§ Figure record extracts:

[START]

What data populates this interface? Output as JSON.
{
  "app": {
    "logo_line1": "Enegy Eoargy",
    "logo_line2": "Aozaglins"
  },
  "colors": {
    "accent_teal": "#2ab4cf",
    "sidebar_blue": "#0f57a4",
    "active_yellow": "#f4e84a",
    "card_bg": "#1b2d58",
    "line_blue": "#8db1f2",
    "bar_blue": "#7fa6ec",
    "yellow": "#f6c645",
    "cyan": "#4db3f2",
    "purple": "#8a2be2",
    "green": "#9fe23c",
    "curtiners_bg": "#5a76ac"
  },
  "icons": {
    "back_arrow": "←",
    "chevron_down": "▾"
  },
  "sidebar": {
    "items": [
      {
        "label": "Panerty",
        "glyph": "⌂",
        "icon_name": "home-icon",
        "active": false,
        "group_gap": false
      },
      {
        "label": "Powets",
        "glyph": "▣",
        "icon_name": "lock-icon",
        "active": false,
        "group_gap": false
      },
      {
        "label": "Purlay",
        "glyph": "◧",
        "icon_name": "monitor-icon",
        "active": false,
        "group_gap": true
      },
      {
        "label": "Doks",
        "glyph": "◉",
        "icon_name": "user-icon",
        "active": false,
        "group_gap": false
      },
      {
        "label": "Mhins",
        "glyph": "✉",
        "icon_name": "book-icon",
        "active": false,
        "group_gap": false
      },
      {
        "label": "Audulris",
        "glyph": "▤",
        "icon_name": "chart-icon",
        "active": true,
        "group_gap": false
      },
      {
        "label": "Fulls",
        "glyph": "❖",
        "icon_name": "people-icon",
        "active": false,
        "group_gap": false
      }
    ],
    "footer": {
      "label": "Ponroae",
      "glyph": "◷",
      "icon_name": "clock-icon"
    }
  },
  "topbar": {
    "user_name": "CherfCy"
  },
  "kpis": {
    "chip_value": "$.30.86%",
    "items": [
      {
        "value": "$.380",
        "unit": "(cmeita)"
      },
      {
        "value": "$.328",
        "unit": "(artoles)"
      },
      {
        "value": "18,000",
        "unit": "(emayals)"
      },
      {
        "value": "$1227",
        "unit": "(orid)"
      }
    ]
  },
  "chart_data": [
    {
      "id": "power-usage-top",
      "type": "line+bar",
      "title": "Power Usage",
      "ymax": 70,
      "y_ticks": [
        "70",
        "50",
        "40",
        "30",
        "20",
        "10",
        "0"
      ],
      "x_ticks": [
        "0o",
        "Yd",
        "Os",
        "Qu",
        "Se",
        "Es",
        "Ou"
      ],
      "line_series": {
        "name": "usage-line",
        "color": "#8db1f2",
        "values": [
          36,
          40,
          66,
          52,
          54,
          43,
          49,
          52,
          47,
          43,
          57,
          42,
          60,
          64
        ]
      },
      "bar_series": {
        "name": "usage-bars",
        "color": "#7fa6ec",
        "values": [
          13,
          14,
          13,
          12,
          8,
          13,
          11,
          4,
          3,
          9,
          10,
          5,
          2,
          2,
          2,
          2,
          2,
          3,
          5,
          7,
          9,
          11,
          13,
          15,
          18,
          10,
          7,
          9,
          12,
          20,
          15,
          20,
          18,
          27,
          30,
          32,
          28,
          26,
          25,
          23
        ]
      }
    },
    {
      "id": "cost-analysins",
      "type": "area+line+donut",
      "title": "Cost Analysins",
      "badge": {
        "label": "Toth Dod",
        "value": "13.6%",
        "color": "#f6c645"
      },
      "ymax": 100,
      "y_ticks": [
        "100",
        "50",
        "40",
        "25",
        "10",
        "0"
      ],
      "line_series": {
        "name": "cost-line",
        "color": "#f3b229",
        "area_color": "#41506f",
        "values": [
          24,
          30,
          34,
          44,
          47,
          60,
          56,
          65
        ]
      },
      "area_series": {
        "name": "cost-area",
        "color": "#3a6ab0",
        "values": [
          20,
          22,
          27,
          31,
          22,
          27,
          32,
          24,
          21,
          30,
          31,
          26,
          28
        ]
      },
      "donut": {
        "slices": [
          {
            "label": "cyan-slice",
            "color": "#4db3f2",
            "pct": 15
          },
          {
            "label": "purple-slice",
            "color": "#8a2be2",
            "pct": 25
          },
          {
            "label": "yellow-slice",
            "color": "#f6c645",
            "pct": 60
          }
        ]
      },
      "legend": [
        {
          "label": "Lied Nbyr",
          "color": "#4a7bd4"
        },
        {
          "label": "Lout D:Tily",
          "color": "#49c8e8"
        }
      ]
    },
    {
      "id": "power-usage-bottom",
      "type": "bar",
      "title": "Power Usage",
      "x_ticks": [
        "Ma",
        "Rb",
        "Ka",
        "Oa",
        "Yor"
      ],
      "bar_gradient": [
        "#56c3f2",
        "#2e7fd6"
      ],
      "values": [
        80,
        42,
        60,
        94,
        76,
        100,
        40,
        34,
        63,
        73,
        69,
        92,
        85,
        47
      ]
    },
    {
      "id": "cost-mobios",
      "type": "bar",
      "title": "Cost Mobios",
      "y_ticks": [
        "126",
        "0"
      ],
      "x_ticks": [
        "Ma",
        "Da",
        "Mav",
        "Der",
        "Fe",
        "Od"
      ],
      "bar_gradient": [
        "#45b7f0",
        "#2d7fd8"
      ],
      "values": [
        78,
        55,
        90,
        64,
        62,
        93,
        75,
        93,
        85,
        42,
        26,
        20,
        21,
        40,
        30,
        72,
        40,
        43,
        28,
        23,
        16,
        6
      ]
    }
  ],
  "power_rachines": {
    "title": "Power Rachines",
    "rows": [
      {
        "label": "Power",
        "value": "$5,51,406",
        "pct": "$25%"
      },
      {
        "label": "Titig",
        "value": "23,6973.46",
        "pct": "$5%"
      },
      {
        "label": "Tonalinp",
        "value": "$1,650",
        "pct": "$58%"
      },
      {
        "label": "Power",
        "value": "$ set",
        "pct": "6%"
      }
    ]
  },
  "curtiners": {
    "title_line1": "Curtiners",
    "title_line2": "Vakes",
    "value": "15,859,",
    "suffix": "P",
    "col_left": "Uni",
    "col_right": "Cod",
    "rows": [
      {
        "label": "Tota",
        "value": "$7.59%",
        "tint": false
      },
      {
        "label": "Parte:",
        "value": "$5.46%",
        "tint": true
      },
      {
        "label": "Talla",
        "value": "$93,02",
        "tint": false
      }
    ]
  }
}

[END]

§ SET PROBLEM: Write out every record, exactly as written.

§ EXERCISE ANSWER:
What data populates this interface? Output as JSON.
{
  "app": {
    "logo_line1": "Enegy Eoargy",
    "logo_line2": "Aozaglins"
  },
  "colors": {
    "accent_teal": "#2ab4cf",
    "sidebar_blue": "#0f57a4",
    "active_yellow": "#f4e84a",
    "card_bg": "#1b2d58",
    "line_blue": "#8db1f2",
    "bar_blue": "#7fa6ec",
    "yellow": "#f6c645",
    "cyan": "#4db3f2",
    "purple": "#8a2be2",
    "green": "#9fe23c",
    "curtiners_bg": "#5a76ac"
  },
  "icons": {
    "back_arrow": "←",
    "chevron_down": "▾"
  },
  "sidebar": {
    "items": [
      {
        "label": "Panerty",
        "glyph": "⌂",
        "icon_name": "home-icon",
        "active": false,
        "group_gap": false
      },
      {
        "label": "Powets",
        "glyph": "▣",
        "icon_name": "lock-icon",
        "active": false,
        "group_gap": false
      },
      {
        "label": "Purlay",
        "glyph": "◧",
        "icon_name": "monitor-icon",
        "active": false,
        "group_gap": true
      },
      {
        "label": "Doks",
        "glyph": "◉",
        "icon_name": "user-icon",
        "active": false,
        "group_gap": false
      },
      {
        "label": "Mhins",
        "glyph": "✉",
        "icon_name": "book-icon",
        "active": false,
        "group_gap": false
      },
      {
        "label": "Audulris",
        "glyph": "▤",
        "icon_name": "chart-icon",
        "active": true,
        "group_gap": false
      },
      {
        "label": "Fulls",
        "glyph": "❖",
        "icon_name": "people-icon",
        "active": false,
        "group_gap": false
      }
    ],
    "footer": {
      "label": "Ponroae",
      "glyph": "◷",
      "icon_name": "clock-icon"
    }
  },
  "topbar": {
    "user_name": "CherfCy"
  },
  "kpis": {
    "chip_value": "$.30.86%",
    "items": [
      {
        "value": "$.380",
        "unit": "(cmeita)"
      },
      {
        "value": "$.328",
        "unit": "(artoles)"
      },
      {
        "value": "18,000",
        "unit": "(emayals)"
      },
      {
        "value": "$1227",
        "unit": "(orid)"
      }
    ]
  },
  "chart_data": [
    {
      "id": "power-usage-top",
      "type": "line+bar",
      "title": "Power Usage",
      "ymax": 70,
      "y_ticks": [
        "70",
        "50",
        "40",
        "30",
        "20",
        "10",
        "0"
      ],
      "x_ticks": [
        "0o",
        "Yd",
        "Os",
        "Qu",
        "Se",
        "Es",
        "Ou"
      ],
      "line_series": {
        "name": "usage-line",
        "color": "#8db1f2",
        "values": [
          36,
          40,
          66,
          52,
          54,
          43,
          49,
          52,
          47,
          43,
          57,
          42,
          60,
          64
        ]
      },
      "bar_series": {
        "name": "usage-bars",
        "color": "#7fa6ec",
        "values": [
          13,
          14,
          13,
          12,
          8,
          13,
          11,
          4,
          3,
          9,
          10,
          5,
          2,
          2,
          2,
          2,
          2,
          3,
          5,
          7,
          9,
          11,
          13,
          15,
          18,
          10,
          7,
          9,
          12,
          20,
          15,
          20,
          18,
          27,
          30,
          32,
          28,
          26,
          25,
          23
        ]
      }
    },
    {
      "id": "cost-analysins",
      "type": "area+line+donut",
      "title": "Cost Analysins",
      "badge": {
        "label": "Toth Dod",
        "value": "13.6%",
        "color": "#f6c645"
      },
      "ymax": 100,
      "y_ticks": [
        "100",
        "50",
        "40",
        "25",
        "10",
        "0"
      ],
      "line_series": {
        "name": "cost-line",
        "color": "#f3b229",
        "area_color": "#41506f",
        "values": [
          24,
          30,
          34,
          44,
          47,
          60,
          56,
          65
        ]
      },
      "area_series": {
        "name": "cost-area",
        "color": "#3a6ab0",
        "values": [
          20,
          22,
          27,
          31,
          22,
          27,
          32,
          24,
          21,
          30,
          31,
          26,
          28
        ]
      },
      "donut": {
        "slices": [
          {
            "label": "cyan-slice",
            "color": "#4db3f2",
            "pct": 15
          },
          {
            "label": "purple-slice",
            "color": "#8a2be2",
            "pct": 25
          },
          {
            "label": "yellow-slice",
            "color": "#f6c645",
            "pct": 60
          }
        ]
      },
      "legend": [
        {
          "label": "Lied Nbyr",
          "color": "#4a7bd4"
        },
        {
          "label": "Lout D:Tily",
          "color": "#49c8e8"
        }
      ]
    },
    {
      "id": "power-usage-bottom",
      "type": "bar",
      "title": "Power Usage",
      "x_ticks": [
        "Ma",
        "Rb",
        "Ka",
        "Oa",
        "Yor"
      ],
      "bar_gradient": [
        "#56c3f2",
        "#2e7fd6"
      ],
      "values": [
        80,
        42,
        60,
        94,
        76,
        100,
        40,
        34,
        63,
        73,
        69,
        92,
        85,
        47
      ]
    },
    {
      "id": "cost-mobios",
      "type": "bar",
      "title": "Cost Mobios",
      "y_ticks": [
        "126",
        "0"
      ],
      "x_ticks": [
        "Ma",
        "Da",
        "Mav",
        "Der",
        "Fe",
        "Od"
      ],
      "bar_gradient": [
        "#45b7f0",
        "#2d7fd8"
      ],
      "values": [
        78,
        55,
        90,
        64,
        62,
        93,
        75,
        93,
        85,
        42,
        26,
        20,
        21,
        40,
        30,
        72,
        40,
        43,
        28,
        23,
        16,
        6
      ]
    }
  ],
  "power_rachines": {
    "title": "Power Rachines",
    "rows": [
      {
        "label": "Power",
        "value": "$5,51,406",
        "pct": "$25%"
      },
      {
        "label": "Titig",
        "value": "23,6973.46",
        "pct": "$5%"
      },
      {
        "label": "Tonalinp",
        "value": "$1,650",
        "pct": "$58%"
      },
      {
        "label": "Power",
        "value": "$ set",
        "pct": "6%"
      }
    ]
  },
  "curtiners": {
    "title_line1": "Curtiners",
    "title_line2": "Vakes",
    "value": "15,859,",
    "suffix": "P",
    "col_left": "Uni",
    "col_right": "Cod",
    "rows": [
      {
        "label": "Tota",
        "value": "$7.59%",
        "tint": false
      },
      {
        "label": "Parte:",
        "value": "$5.46%",
        "tint": true
      },
      {
        "label": "Talla",
        "value": "$93,02",
        "tint": false
      }
    ]
  }
}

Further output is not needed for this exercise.